**Task statement**
Of all the lines in the material, how many include the word "this"? Give only the number.

**Material shown**
[Start]
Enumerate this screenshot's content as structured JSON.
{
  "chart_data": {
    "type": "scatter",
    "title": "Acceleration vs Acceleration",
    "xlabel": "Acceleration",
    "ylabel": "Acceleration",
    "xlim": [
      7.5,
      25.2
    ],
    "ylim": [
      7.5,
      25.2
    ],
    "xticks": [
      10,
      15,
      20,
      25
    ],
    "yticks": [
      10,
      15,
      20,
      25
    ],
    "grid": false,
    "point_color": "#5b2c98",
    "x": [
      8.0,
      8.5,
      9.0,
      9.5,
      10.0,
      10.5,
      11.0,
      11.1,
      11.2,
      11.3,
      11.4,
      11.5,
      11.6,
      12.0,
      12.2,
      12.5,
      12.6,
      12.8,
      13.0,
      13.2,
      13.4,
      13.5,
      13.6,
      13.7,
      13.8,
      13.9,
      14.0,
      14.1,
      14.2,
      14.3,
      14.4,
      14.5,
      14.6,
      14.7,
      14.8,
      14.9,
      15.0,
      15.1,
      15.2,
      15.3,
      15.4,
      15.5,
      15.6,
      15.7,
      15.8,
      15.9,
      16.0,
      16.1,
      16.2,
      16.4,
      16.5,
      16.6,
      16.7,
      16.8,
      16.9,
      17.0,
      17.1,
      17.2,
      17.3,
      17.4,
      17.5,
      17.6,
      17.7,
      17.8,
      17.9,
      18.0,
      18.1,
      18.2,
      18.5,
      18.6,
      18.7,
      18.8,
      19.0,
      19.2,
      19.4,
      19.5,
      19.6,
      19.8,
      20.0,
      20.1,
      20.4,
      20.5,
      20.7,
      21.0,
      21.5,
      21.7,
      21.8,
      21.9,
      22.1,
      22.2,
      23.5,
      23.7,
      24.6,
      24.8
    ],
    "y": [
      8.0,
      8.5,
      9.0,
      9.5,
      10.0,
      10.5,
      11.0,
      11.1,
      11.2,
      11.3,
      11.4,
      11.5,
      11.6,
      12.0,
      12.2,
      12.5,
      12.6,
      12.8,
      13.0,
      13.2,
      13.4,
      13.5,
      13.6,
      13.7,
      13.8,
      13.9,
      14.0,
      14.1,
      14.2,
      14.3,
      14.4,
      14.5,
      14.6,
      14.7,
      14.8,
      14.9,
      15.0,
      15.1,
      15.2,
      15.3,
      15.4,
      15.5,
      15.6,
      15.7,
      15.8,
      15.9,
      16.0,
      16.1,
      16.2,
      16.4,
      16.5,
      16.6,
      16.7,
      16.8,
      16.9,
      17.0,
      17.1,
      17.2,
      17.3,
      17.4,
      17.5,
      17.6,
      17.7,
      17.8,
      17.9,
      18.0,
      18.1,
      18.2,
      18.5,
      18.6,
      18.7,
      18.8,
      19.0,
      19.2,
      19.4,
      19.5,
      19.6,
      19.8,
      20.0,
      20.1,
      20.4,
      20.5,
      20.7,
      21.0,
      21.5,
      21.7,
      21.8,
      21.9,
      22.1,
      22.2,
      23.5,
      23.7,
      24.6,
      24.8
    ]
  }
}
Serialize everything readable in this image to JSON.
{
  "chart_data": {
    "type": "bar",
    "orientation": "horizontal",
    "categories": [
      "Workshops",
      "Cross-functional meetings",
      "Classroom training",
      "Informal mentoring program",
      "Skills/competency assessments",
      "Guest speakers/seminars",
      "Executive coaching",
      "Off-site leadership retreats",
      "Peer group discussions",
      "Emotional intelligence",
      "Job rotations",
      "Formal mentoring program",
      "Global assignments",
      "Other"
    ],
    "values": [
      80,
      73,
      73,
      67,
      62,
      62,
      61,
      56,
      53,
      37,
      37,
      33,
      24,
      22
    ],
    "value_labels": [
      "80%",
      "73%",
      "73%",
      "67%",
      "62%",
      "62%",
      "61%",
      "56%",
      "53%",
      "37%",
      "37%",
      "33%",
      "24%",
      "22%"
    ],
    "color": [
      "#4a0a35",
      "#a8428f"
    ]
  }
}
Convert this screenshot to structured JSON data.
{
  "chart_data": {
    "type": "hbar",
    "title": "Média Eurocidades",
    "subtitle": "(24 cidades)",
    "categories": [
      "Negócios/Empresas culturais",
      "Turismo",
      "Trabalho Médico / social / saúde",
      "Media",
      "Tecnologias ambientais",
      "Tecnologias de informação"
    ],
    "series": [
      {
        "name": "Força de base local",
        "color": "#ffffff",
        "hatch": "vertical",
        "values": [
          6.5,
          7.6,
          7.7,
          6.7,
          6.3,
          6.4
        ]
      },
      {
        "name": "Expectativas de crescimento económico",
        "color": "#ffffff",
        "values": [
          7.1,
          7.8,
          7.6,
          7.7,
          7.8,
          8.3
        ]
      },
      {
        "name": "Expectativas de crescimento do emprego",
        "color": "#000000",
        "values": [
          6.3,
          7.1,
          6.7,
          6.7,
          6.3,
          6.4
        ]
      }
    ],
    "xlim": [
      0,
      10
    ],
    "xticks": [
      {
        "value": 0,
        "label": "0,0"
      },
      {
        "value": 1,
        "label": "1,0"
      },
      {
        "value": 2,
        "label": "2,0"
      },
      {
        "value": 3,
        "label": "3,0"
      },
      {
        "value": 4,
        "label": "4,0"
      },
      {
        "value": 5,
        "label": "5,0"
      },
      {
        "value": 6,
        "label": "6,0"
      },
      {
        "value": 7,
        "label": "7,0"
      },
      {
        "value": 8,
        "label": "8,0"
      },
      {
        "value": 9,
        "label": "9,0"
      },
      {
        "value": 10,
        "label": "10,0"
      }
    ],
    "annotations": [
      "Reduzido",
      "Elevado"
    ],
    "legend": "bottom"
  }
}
[End]
**Worked solution**
3